**Problem:** Leave out the images; return the rest of the data exactly.

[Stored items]
** start **

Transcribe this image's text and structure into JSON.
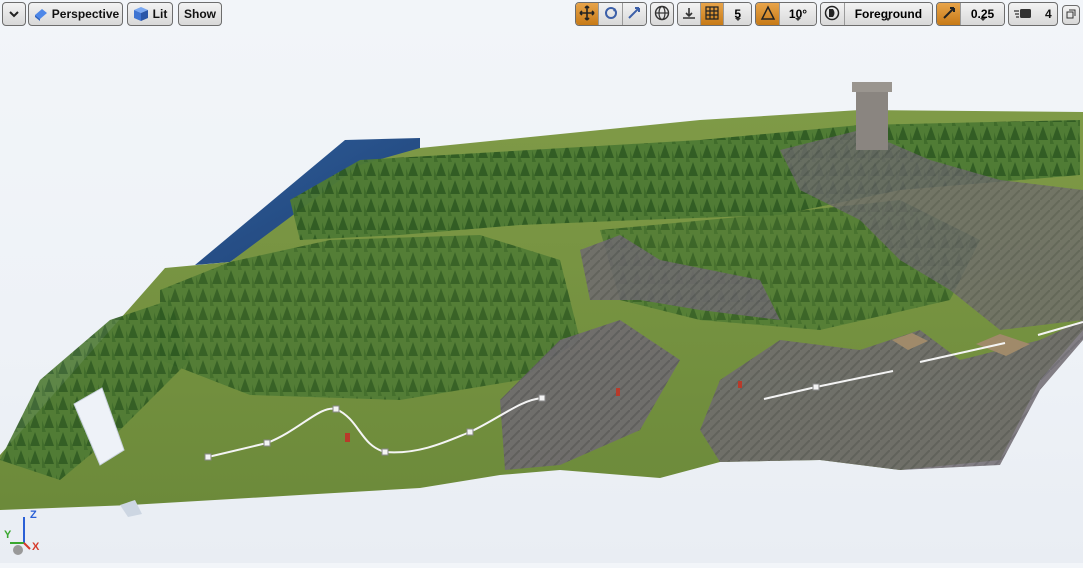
{
  "toolbar": {
    "menu_icon": "chevron-down-icon",
    "view_mode_label": "Perspective",
    "view_mode_icon": "perspective-cube-icon",
    "lighting_label": "Lit",
    "lighting_icon": "lit-cube-icon",
    "show_label": "Show",
    "grid_snap_value": "5",
    "rotation_snap_value": "10°",
    "camera_layer_label": "Foreground",
    "scale_snap_value": "0.25",
    "camera_speed_value": "4",
    "accent_color": "#d98d28"
  },
  "axis_gizmo": {
    "z_label": "Z",
    "y_label": "Y",
    "x_label": "X"
  }
}
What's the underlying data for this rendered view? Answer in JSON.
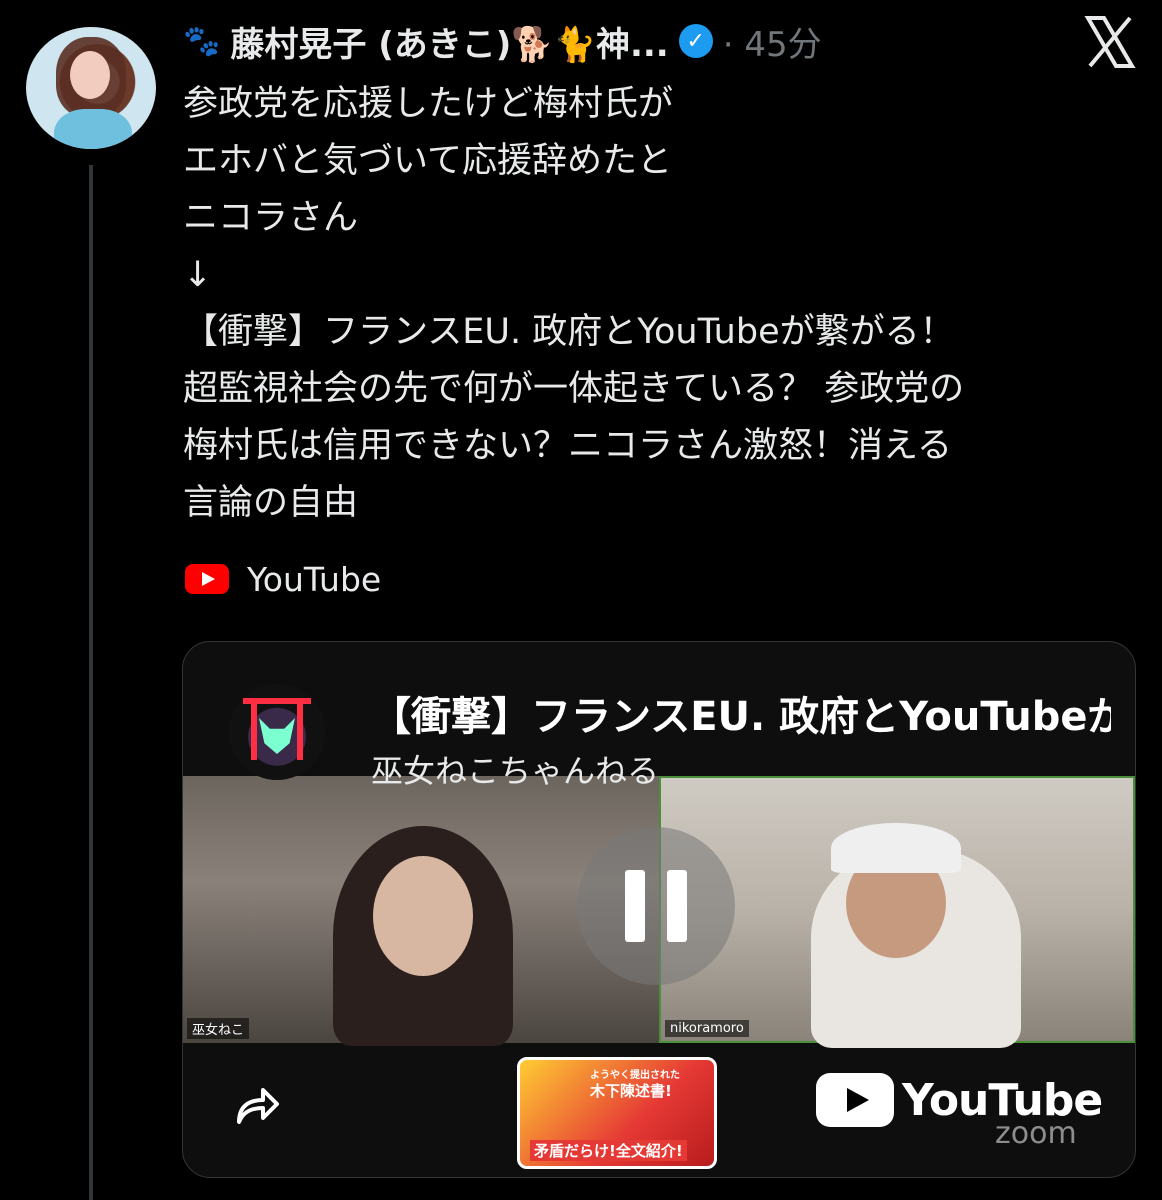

** end **

**Full output:**
Transcribe this image's text and structure into JSON.
{
  "toolbar": {
    "menu_icon": "chevron-down-icon",
    "view_mode_label": "Perspective",
    "view_mode_icon": "perspective-cube-icon",
    "lighting_label": "Lit",
    "lighting_icon": "lit-cube-icon",
    "show_label": "Show",
    "grid_snap_value": "5",
    "rotation_snap_value": "10°",
    "camera_layer_label": "Foreground",
    "scale_snap_value": "0.25",
    "camera_speed_value": "4",
    "accent_color": "#d98d28"
  },
  "axis_gizmo": {
    "z_label": "Z",
    "y_label": "Y",
    "x_label": "X"
  }
}
What's the underlying data for this rendered view? Answer in JSON.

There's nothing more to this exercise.